Task requirements: Output each entry verbatim.
==== Data for the task ====
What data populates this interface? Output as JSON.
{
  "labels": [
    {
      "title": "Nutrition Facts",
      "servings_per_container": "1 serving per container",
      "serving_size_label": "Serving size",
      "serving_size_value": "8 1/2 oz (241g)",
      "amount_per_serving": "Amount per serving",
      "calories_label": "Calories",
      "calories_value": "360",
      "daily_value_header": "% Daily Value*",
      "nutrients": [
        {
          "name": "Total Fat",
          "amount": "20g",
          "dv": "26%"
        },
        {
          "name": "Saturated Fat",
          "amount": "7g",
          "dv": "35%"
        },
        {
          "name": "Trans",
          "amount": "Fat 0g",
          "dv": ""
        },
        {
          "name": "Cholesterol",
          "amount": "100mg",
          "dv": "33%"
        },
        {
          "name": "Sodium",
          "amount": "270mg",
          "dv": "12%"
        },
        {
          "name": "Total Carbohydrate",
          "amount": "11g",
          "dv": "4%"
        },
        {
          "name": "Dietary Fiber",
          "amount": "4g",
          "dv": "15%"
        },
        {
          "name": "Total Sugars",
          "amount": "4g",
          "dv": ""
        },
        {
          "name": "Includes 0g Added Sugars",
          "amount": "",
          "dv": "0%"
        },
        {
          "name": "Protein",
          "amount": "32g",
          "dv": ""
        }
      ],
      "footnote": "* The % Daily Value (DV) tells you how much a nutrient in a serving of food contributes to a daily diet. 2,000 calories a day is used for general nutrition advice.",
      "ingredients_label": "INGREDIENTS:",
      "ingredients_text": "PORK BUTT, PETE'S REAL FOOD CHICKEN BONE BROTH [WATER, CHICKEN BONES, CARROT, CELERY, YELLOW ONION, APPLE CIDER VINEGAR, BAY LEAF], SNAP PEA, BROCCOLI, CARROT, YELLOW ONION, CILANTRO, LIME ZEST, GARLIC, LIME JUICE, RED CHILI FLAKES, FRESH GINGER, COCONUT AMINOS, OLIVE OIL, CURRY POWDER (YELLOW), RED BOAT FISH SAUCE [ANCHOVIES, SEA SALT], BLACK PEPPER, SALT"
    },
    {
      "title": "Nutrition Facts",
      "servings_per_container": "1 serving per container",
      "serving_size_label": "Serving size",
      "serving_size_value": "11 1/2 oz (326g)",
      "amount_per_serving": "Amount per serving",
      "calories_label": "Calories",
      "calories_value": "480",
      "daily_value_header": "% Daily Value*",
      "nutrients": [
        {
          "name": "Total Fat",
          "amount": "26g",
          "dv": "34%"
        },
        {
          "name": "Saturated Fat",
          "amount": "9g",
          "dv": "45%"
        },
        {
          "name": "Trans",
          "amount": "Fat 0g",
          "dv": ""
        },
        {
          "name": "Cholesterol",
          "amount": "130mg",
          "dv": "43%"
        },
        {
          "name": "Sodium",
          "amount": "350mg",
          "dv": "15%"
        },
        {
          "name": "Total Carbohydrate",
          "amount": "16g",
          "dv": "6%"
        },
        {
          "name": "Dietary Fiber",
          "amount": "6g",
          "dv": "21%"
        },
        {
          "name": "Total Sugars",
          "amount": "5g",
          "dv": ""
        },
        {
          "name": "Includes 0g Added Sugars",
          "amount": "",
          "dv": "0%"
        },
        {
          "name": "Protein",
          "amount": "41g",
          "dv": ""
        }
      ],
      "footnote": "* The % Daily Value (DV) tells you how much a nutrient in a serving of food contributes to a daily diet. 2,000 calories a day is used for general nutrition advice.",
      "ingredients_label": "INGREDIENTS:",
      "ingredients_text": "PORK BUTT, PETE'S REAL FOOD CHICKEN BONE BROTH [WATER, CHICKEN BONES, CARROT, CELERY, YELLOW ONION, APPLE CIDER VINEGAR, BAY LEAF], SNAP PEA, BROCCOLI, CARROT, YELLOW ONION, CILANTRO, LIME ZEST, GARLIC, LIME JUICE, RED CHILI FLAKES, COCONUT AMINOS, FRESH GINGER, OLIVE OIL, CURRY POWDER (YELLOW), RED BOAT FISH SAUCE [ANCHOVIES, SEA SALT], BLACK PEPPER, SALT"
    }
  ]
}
====
Written response:
What data populates this interface? Output as JSON.
{
  "labels": [
    {
      "title": "Nutrition Facts",
      "servings_per_container": "1 serving per container",
      "serving_size_label": "Serving size",
      "serving_size_value": "8 1/2 oz (241g)",
      "amount_per_serving": "Amount per serving",
      "calories_label": "Calories",
      "calories_value": "360",
      "daily_value_header": "% Daily Value*",
      "nutrients": [
        {
          "name": "Total Fat",
          "amount": "20g",
          "dv": "26%"
        },
        {
          "name": "Saturated Fat",
          "amount": "7g",
          "dv": "35%"
        },
        {
          "name": "Trans",
          "amount": "Fat 0g",
          "dv": ""
        },
        {
          "name": "Cholesterol",
          "amount": "100mg",
          "dv": "33%"
        },
        {
          "name": "Sodium",
          "amount": "270mg",
          "dv": "12%"
        },
        {
          "name": "Total Carbohydrate",
          "amount": "11g",
          "dv": "4%"
        },
        {
          "name": "Dietary Fiber",
          "amount": "4g",
          "dv": "15%"
        },
        {
          "name": "Total Sugars",
          "amount": "4g",
          "dv": ""
        },
        {
          "name": "Includes 0g Added Sugars",
          "amount": "",
          "dv": "0%"
        },
        {
          "name": "Protein",
          "amount": "32g",
          "dv": ""
        }
      ],
      "footnote": "* The % Daily Value (DV) tells you how much a nutrient in a serving of food contributes to a daily diet. 2,000 calories a day is used for general nutrition advice.",
      "ingredients_label": "INGREDIENTS:",
      "ingredients_text": "PORK BUTT, PETE'S REAL FOOD CHICKEN BONE BROTH [WATER, CHICKEN BONES, CARROT, CELERY, YELLOW ONION, APPLE CIDER VINEGAR, BAY LEAF], SNAP PEA, BROCCOLI, CARROT, YELLOW ONION, CILANTRO, LIME ZEST, GARLIC, LIME JUICE, RED CHILI FLAKES, FRESH GINGER, COCONUT AMINOS, OLIVE OIL, CURRY POWDER (YELLOW), RED BOAT FISH SAUCE [ANCHOVIES, SEA SALT], BLACK PEPPER, SALT"
    },
    {
      "title": "Nutrition Facts",
      "servings_per_container": "1 serving per container",
      "serving_size_label": "Serving size",
      "serving_size_value": "11 1/2 oz (326g)",
      "amount_per_serving": "Amount per serving",
      "calories_label": "Calories",
      "calories_value": "480",
      "daily_value_header": "% Daily Value*",
      "nutrients": [
        {
          "name": "Total Fat",
          "amount": "26g",
          "dv": "34%"
        },
        {
          "name": "Saturated Fat",
          "amount": "9g",
          "dv": "45%"
        },
        {
          "name": "Trans",
          "amount": "Fat 0g",
          "dv": ""
        },
        {
          "name": "Cholesterol",
          "amount": "130mg",
          "dv": "43%"
        },
        {
          "name": "Sodium",
          "amount": "350mg",
          "dv": "15%"
        },
        {
          "name": "Total Carbohydrate",
          "amount": "16g",
          "dv": "6%"
        },
        {
          "name": "Dietary Fiber",
          "amount": "6g",
          "dv": "21%"
        },
        {
          "name": "Total Sugars",
          "amount": "5g",
          "dv": ""
        },
        {
          "name": "Includes 0g Added Sugars",
          "amount": "",
          "dv": "0%"
        },
        {
          "name": "Protein",
          "amount": "41g",
          "dv": ""
        }
      ],
      "footnote": "* The % Daily Value (DV) tells you how much a nutrient in a serving of food contributes to a daily diet. 2,000 calories a day is used for general nutrition advice.",
      "ingredients_label": "INGREDIENTS:",
      "ingredients_text": "PORK BUTT, PETE'S REAL FOOD CHICKEN BONE BROTH [WATER, CHICKEN BONES, CARROT, CELERY, YELLOW ONION, APPLE CIDER VINEGAR, BAY LEAF], SNAP PEA, BROCCOLI, CARROT, YELLOW ONION, CILANTRO, LIME ZEST, GARLIC, LIME JUICE, RED CHILI FLAKES, COCONUT AMINOS, FRESH GINGER, OLIVE OIL, CURRY POWDER (YELLOW), RED BOAT FISH SAUCE [ANCHOVIES, SEA SALT], BLACK PEPPER, SALT"
    }
  ]
}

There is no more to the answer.